» **Aim of the task**
Each record below is to be reproduced without any change.

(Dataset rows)

------------------------

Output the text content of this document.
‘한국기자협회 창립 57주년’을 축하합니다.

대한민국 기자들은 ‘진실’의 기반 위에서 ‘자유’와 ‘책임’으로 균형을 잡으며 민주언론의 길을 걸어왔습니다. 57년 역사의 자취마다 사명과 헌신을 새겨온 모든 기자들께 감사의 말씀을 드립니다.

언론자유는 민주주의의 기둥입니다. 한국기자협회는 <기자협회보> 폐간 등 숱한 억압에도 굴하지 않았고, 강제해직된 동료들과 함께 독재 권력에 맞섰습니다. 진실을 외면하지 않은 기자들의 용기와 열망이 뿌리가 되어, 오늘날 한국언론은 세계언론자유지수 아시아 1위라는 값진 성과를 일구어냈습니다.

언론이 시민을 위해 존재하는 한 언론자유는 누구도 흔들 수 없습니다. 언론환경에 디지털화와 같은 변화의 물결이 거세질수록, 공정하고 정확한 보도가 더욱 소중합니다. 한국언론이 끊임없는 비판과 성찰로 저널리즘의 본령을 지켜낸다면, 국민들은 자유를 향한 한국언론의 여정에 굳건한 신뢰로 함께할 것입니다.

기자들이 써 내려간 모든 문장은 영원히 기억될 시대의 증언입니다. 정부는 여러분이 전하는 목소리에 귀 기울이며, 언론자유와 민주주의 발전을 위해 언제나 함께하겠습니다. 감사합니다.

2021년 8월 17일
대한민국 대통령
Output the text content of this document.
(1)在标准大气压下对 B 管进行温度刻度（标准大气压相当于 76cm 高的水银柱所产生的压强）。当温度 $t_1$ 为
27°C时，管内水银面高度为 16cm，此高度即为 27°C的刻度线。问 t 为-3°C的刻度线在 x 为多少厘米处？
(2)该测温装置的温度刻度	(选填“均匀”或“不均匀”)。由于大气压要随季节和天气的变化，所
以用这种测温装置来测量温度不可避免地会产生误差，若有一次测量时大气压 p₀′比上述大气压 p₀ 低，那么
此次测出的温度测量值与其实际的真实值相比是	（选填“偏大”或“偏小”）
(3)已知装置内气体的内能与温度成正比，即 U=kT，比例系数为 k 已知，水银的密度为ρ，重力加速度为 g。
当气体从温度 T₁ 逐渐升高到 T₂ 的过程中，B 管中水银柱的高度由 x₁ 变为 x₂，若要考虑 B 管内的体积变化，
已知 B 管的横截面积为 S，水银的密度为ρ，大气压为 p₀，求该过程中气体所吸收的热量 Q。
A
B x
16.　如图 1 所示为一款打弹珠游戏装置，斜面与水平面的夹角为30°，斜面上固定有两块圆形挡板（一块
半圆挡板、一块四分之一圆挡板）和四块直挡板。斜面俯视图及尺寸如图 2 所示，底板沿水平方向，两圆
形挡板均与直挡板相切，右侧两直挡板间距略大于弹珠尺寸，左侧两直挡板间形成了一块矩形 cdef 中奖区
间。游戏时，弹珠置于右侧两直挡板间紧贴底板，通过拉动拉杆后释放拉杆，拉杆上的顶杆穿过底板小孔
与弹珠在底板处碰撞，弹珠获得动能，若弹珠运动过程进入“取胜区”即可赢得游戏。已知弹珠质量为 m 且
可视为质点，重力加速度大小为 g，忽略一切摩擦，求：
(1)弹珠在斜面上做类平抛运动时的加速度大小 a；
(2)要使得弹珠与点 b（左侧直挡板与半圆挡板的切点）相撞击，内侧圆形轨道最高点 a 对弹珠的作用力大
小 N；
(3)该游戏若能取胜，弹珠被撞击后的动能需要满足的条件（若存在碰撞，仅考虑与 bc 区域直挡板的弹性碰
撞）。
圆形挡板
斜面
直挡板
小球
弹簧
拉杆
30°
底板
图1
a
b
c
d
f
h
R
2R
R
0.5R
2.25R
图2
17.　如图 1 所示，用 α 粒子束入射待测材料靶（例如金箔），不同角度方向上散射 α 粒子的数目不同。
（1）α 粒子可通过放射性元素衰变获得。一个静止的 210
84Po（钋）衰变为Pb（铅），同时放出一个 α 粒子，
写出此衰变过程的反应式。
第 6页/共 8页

------------------------

» **Solution**
Output the text content of this document.
‘한국기자협회 창립 57주년’을 축하합니다.

대한민국 기자들은 ‘진실’의 기반 위에서 ‘자유’와 ‘책임’으로 균형을 잡으며 민주언론의 길을 걸어왔습니다. 57년 역사의 자취마다 사명과 헌신을 새겨온 모든 기자들께 감사의 말씀을 드립니다.

언론자유는 민주주의의 기둥입니다. 한국기자협회는 <기자협회보> 폐간 등 숱한 억압에도 굴하지 않았고, 강제해직된 동료들과 함께 독재 권력에 맞섰습니다. 진실을 외면하지 않은 기자들의 용기와 열망이 뿌리가 되어, 오늘날 한국언론은 세계언론자유지수 아시아 1위라는 값진 성과를 일구어냈습니다.

언론이 시민을 위해 존재하는 한 언론자유는 누구도 흔들 수 없습니다. 언론환경에 디지털화와 같은 변화의 물결이 거세질수록, 공정하고 정확한 보도가 더욱 소중합니다. 한국언론이 끊임없는 비판과 성찰로 저널리즘의 본령을 지켜낸다면, 국민들은 자유를 향한 한국언론의 여정에 굳건한 신뢰로 함께할 것입니다.

기자들이 써 내려간 모든 문장은 영원히 기억될 시대의 증언입니다. 정부는 여러분이 전하는 목소리에 귀 기울이며, 언론자유와 민주주의 발전을 위해 언제나 함께하겠습니다. 감사합니다.

2021년 8월 17일
대한민국 대통령
Output the text content of this document.
(1)在标准大气压下对 B 管进行温度刻度（标准大气压相当于 76cm 高的水银柱所产生的压强）。当温度 $t_1$ 为
27°C时，管内水银面高度为 16cm，此高度即为 27°C的刻度线。问 t 为-3°C的刻度线在 x 为多少厘米处？
(2)该测温装置的温度刻度	(选填“均匀”或“不均匀”)。由于大气压要随季节和天气的变化，所
以用这种测温装置来测量温度不可避免地会产生误差，若有一次测量时大气压 p₀′比上述大气压 p₀ 低，那么
此次测出的温度测量值与其实际的真实值相比是	（选填“偏大”或“偏小”）
(3)已知装置内气体的内能与温度成正比，即 U=kT，比例系数为 k 已知，水银的密度为ρ，重力加速度为 g。
当气体从温度 T₁ 逐渐升高到 T₂ 的过程中，B 管中水银柱的高度由 x₁ 变为 x₂，若要考虑 B 管内的体积变化，
已知 B 管的横截面积为 S，水银的密度为ρ，大气压为 p₀，求该过程中气体所吸收的热量 Q。
A
B x
16.　如图 1 所示为一款打弹珠游戏装置，斜面与水平面的夹角为30°，斜面上固定有两块圆形挡板（一块
半圆挡板、一块四分之一圆挡板）和四块直挡板。斜面俯视图及尺寸如图 2 所示，底板沿水平方向，两圆
形挡板均与直挡板相切，右侧两直挡板间距略大于弹珠尺寸，左侧两直挡板间形成了一块矩形 cdef 中奖区
间。游戏时，弹珠置于右侧两直挡板间紧贴底板，通过拉动拉杆后释放拉杆，拉杆上的顶杆穿过底板小孔
与弹珠在底板处碰撞，弹珠获得动能，若弹珠运动过程进入“取胜区”即可赢得游戏。已知弹珠质量为 m 且
可视为质点，重力加速度大小为 g，忽略一切摩擦，求：
(1)弹珠在斜面上做类平抛运动时的加速度大小 a；
(2)要使得弹珠与点 b（左侧直挡板与半圆挡板的切点）相撞击，内侧圆形轨道最高点 a 对弹珠的作用力大
小 N；
(3)该游戏若能取胜，弹珠被撞击后的动能需要满足的条件（若存在碰撞，仅考虑与 bc 区域直挡板的弹性碰
撞）。
圆形挡板
斜面
直挡板
小球
弹簧
拉杆
30°
底板
图1
a
b
c
d
f
h
R
2R
R
0.5R
2.25R
图2
17.　如图 1 所示，用 α 粒子束入射待测材料靶（例如金箔），不同角度方向上散射 α 粒子的数目不同。
（1）α 粒子可通过放射性元素衰变获得。一个静止的 210
84Po（钋）衰变为Pb（铅），同时放出一个 α 粒子，
写出此衰变过程的反应式。
第 6页/共 8页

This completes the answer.